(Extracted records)

----

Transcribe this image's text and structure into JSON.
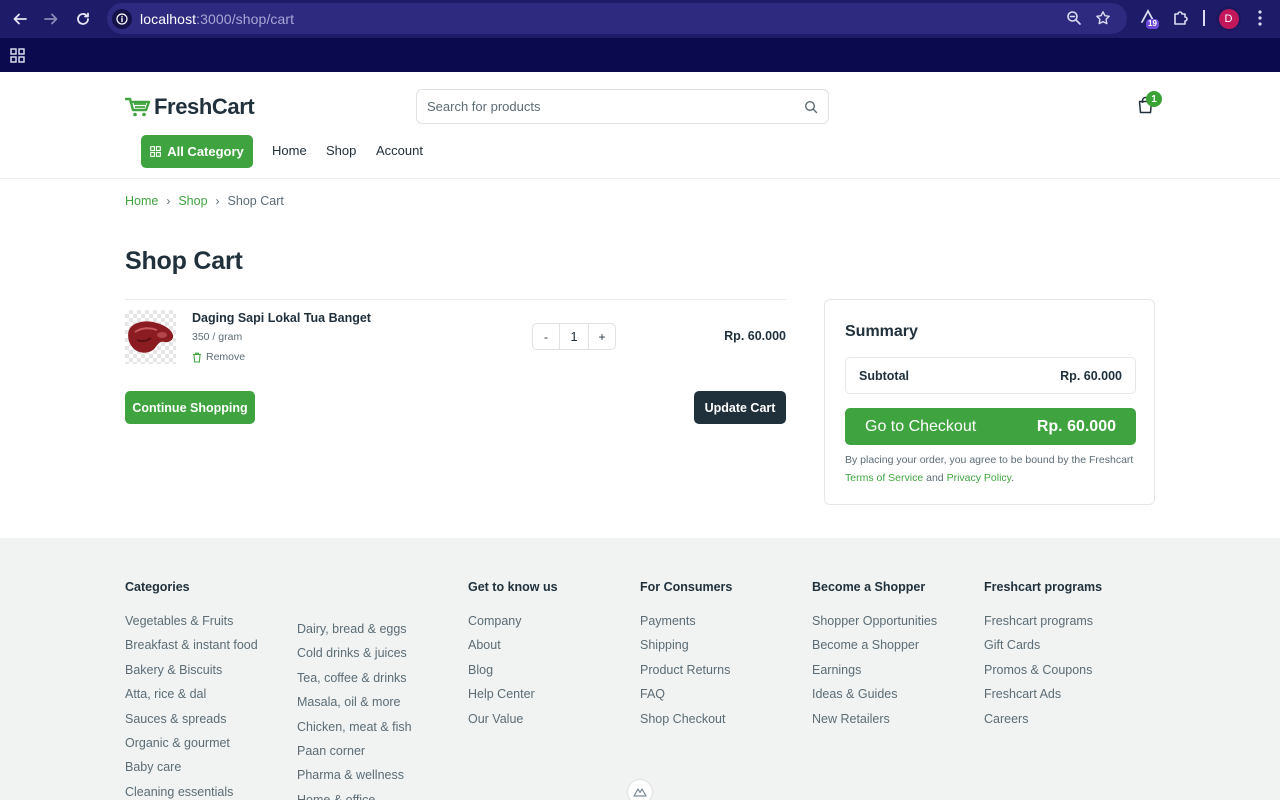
{
  "browser": {
    "url_host": "localhost",
    "url_path": ":3000/shop/cart",
    "extension_badge": "19",
    "profile_initial": "D"
  },
  "header": {
    "logo": "FreshCart",
    "search_placeholder": "Search for products",
    "cart_count": "1",
    "all_category": "All Category",
    "nav": [
      "Home",
      "Shop",
      "Account"
    ]
  },
  "breadcrumb": [
    "Home",
    "Shop",
    "Shop Cart"
  ],
  "page_title": "Shop Cart",
  "cart": {
    "item": {
      "name": "Daging Sapi Lokal Tua Banget",
      "unit": "350 / gram",
      "remove": "Remove",
      "qty": "1",
      "minus": "-",
      "plus": "+",
      "price": "Rp. 60.000"
    },
    "continue": "Continue Shopping",
    "update": "Update Cart"
  },
  "summary": {
    "title": "Summary",
    "subtotal_label": "Subtotal",
    "subtotal_value": "Rp. 60.000",
    "checkout_label": "Go to Checkout",
    "checkout_amount": "Rp. 60.000",
    "terms_text": "By placing your order, you agree to be bound by the Freshcart",
    "terms_link": "Terms of Service",
    "and": "and",
    "privacy_link": "Privacy Policy",
    "period": "."
  },
  "footer": {
    "categories": {
      "title": "Categories",
      "col1": [
        "Vegetables & Fruits",
        "Breakfast & instant food",
        "Bakery & Biscuits",
        "Atta, rice & dal",
        "Sauces & spreads",
        "Organic & gourmet",
        "Baby care",
        "Cleaning essentials"
      ],
      "col2": [
        "Dairy, bread & eggs",
        "Cold drinks & juices",
        "Tea, coffee & drinks",
        "Masala, oil & more",
        "Chicken, meat & fish",
        "Paan corner",
        "Pharma & wellness",
        "Home & office"
      ]
    },
    "know_us": {
      "title": "Get to know us",
      "items": [
        "Company",
        "About",
        "Blog",
        "Help Center",
        "Our Value"
      ]
    },
    "consumers": {
      "title": "For Consumers",
      "items": [
        "Payments",
        "Shipping",
        "Product Returns",
        "FAQ",
        "Shop Checkout"
      ]
    },
    "shopper": {
      "title": "Become a Shopper",
      "items": [
        "Shopper Opportunities",
        "Become a Shopper",
        "Earnings",
        "Ideas & Guides",
        "New Retailers"
      ]
    },
    "programs": {
      "title": "Freshcart programs",
      "items": [
        "Freshcart programs",
        "Gift Cards",
        "Promos & Coupons",
        "Freshcart Ads",
        "Careers"
      ]
    }
  },
  "colors": {
    "brand_green": "#3fa43f",
    "dark": "#21313c",
    "muted": "#5c6c75",
    "footer_bg": "#f0f3f2",
    "chrome": "#1e1b69"
  }
}
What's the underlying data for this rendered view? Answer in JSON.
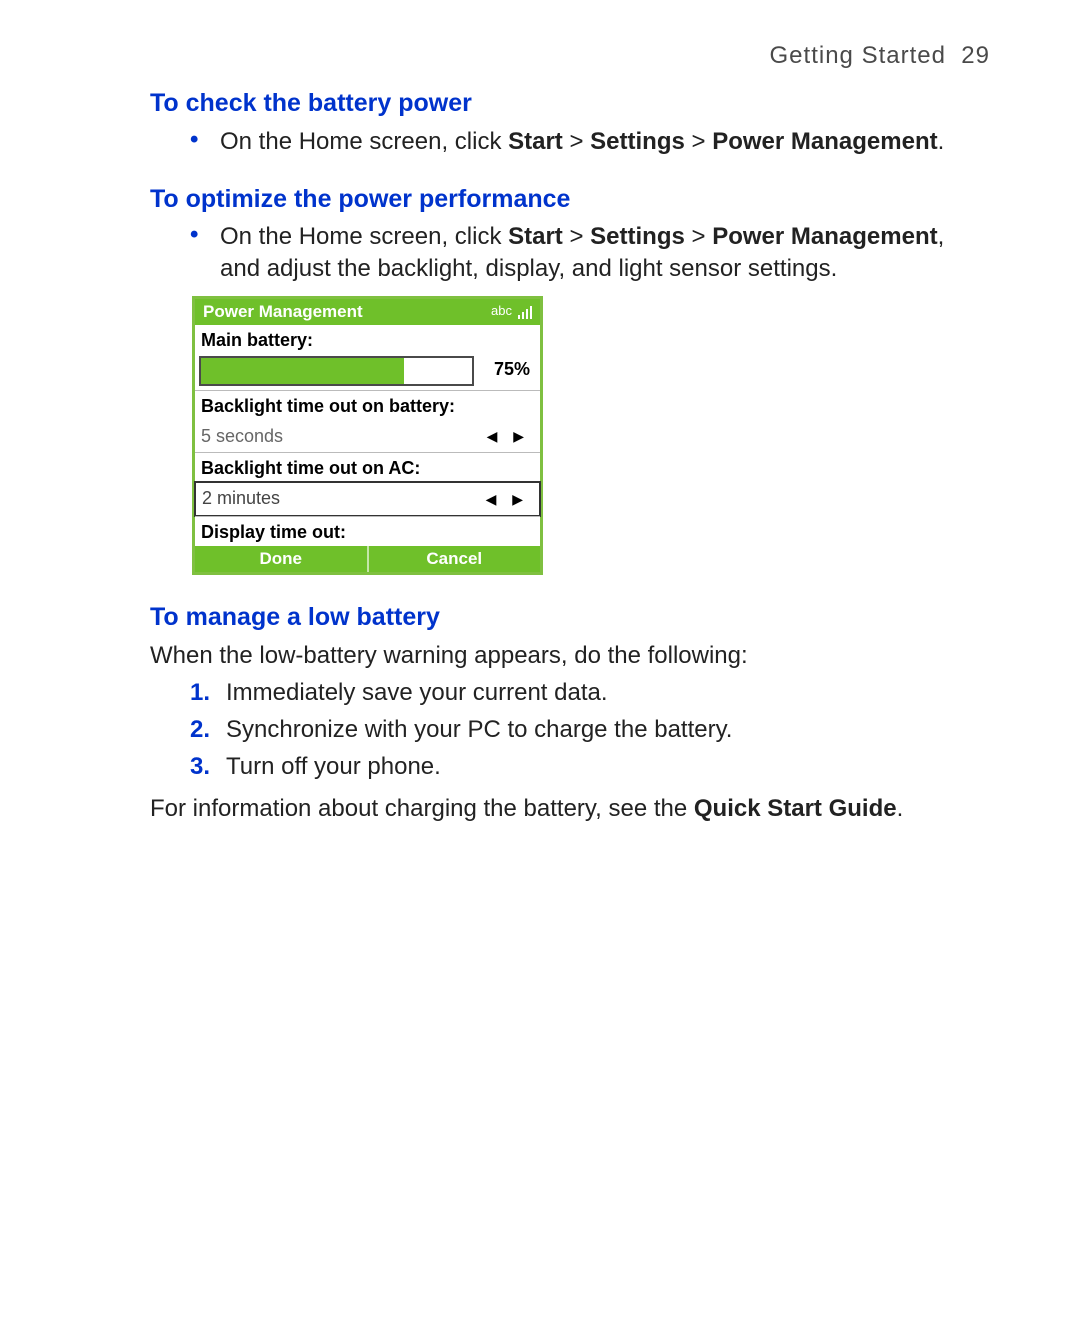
{
  "header": {
    "section": "Getting Started",
    "page": "29"
  },
  "h1": "To check the battery power",
  "b1_pre": "On the Home screen, click ",
  "b1_a": "Start",
  "gt": " > ",
  "b1_b": "Settings",
  "b1_c": "Power Management",
  "b1_post": ".",
  "h2": "To optimize the power performance",
  "b2_pre": "On the Home screen, click ",
  "b2_post_a": ", and adjust the backlight, display, and light sensor settings.",
  "device": {
    "title": "Power Management",
    "abc": "abc",
    "main_battery_label": "Main battery:",
    "battery_pct_value": 75,
    "battery_pct_text": "75%",
    "backlight_batt_label": "Backlight time out on battery:",
    "backlight_batt_value": "5 seconds",
    "backlight_ac_label": "Backlight time out on AC:",
    "backlight_ac_value": "2 minutes",
    "display_timeout_label": "Display time out:",
    "done": "Done",
    "cancel": "Cancel"
  },
  "h3": "To manage a low battery",
  "p3_intro": "When the low-battery warning appears, do the following:",
  "steps": {
    "n1": "1.",
    "t1": "Immediately save your current data.",
    "n2": "2.",
    "t2": "Synchronize with your PC to charge the battery.",
    "n3": "3.",
    "t3": "Turn off your phone."
  },
  "p3_outro_a": "For information about charging the battery, see the ",
  "p3_outro_b": "Quick Start Guide",
  "p3_outro_c": "."
}
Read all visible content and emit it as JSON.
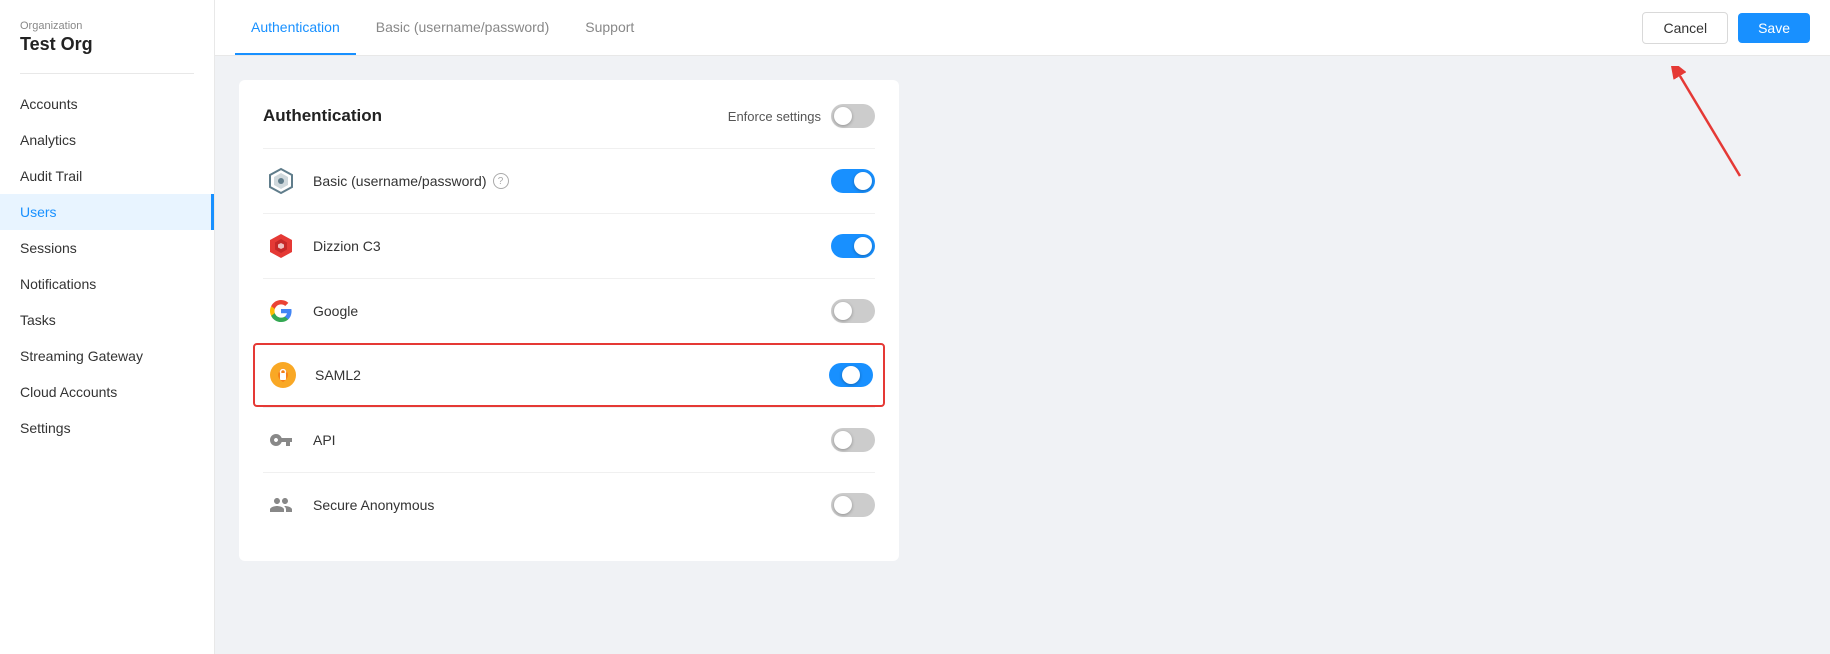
{
  "sidebar": {
    "org_label": "Organization",
    "org_name": "Test Org",
    "items": [
      {
        "id": "accounts",
        "label": "Accounts",
        "active": false
      },
      {
        "id": "analytics",
        "label": "Analytics",
        "active": false
      },
      {
        "id": "audit-trail",
        "label": "Audit Trail",
        "active": false
      },
      {
        "id": "users",
        "label": "Users",
        "active": true
      },
      {
        "id": "sessions",
        "label": "Sessions",
        "active": false
      },
      {
        "id": "notifications",
        "label": "Notifications",
        "active": false
      },
      {
        "id": "tasks",
        "label": "Tasks",
        "active": false
      },
      {
        "id": "streaming-gateway",
        "label": "Streaming Gateway",
        "active": false
      },
      {
        "id": "cloud-accounts",
        "label": "Cloud Accounts",
        "active": false
      },
      {
        "id": "settings",
        "label": "Settings",
        "active": false
      }
    ]
  },
  "topbar": {
    "tabs": [
      {
        "id": "authentication",
        "label": "Authentication",
        "active": true
      },
      {
        "id": "basic",
        "label": "Basic (username/password)",
        "active": false
      },
      {
        "id": "support",
        "label": "Support",
        "active": false
      }
    ],
    "cancel_label": "Cancel",
    "save_label": "Save"
  },
  "auth_card": {
    "title": "Authentication",
    "enforce_label": "Enforce settings",
    "rows": [
      {
        "id": "basic",
        "label": "Basic (username/password)",
        "has_help": true,
        "toggle": "on"
      },
      {
        "id": "dizzion",
        "label": "Dizzion C3",
        "has_help": false,
        "toggle": "on"
      },
      {
        "id": "google",
        "label": "Google",
        "has_help": false,
        "toggle": "off"
      },
      {
        "id": "saml2",
        "label": "SAML2",
        "has_help": false,
        "toggle": "transitioning",
        "highlighted": true
      },
      {
        "id": "api",
        "label": "API",
        "has_help": false,
        "toggle": "off"
      },
      {
        "id": "secure-anon",
        "label": "Secure Anonymous",
        "has_help": false,
        "toggle": "off"
      }
    ]
  }
}
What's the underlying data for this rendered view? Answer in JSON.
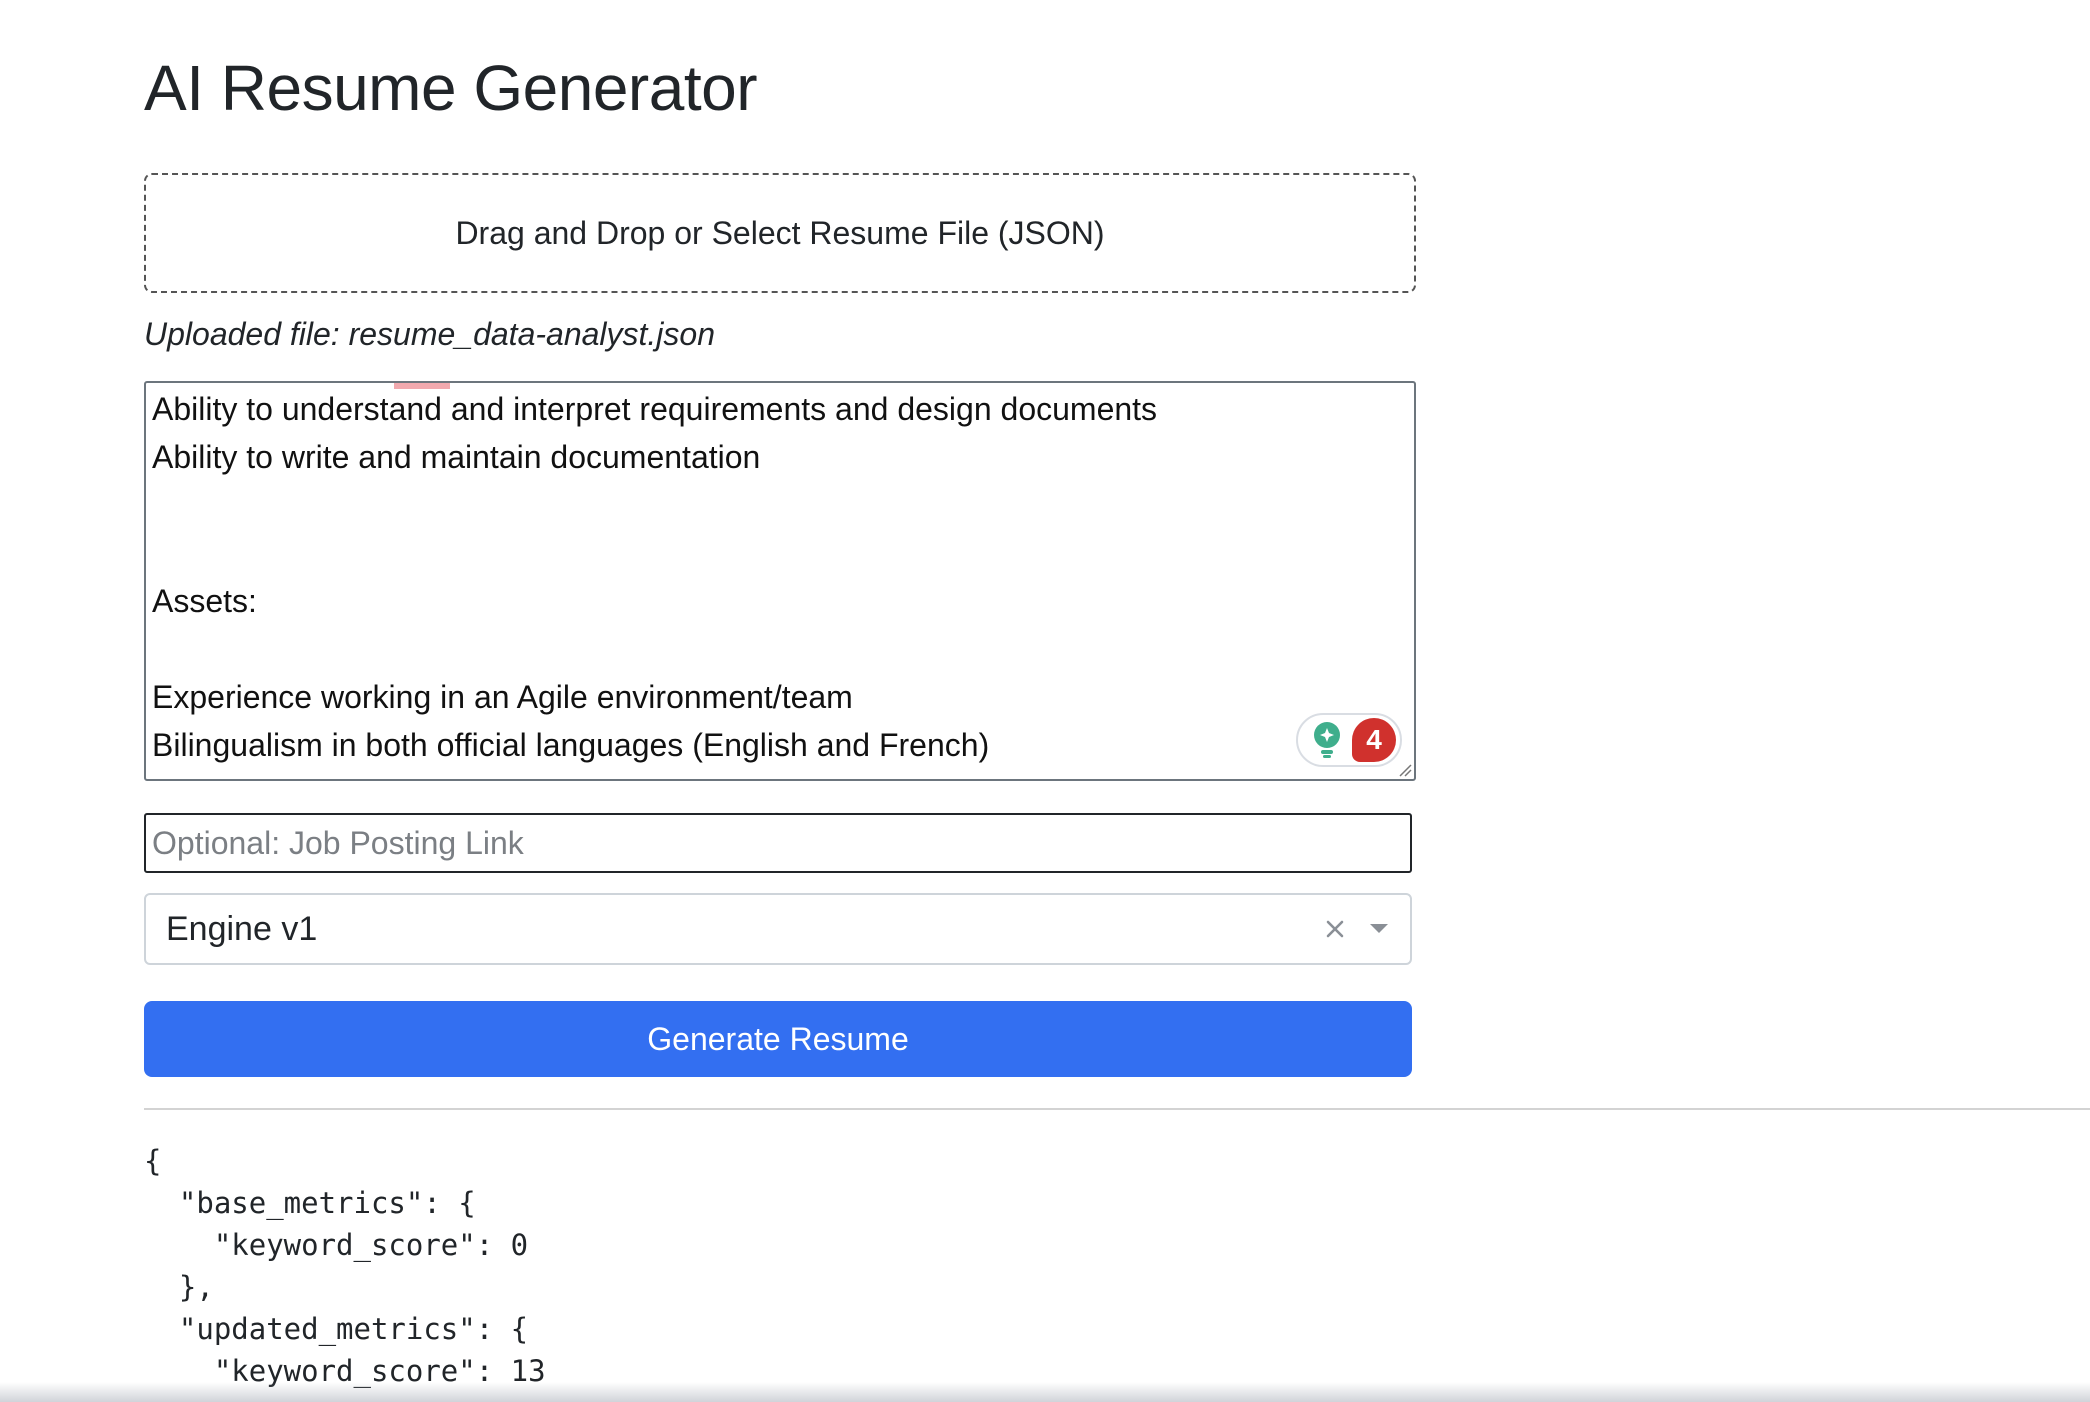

----

**Written request**: Identify the lines in the entries that hold "Home" and return each one.

**Expected answer**:
      "Home",
    "Home",
        "Home & office"
  "b1_pre": "On the Home screen, click ",
  "b2_pre": "On the Home screen, click ",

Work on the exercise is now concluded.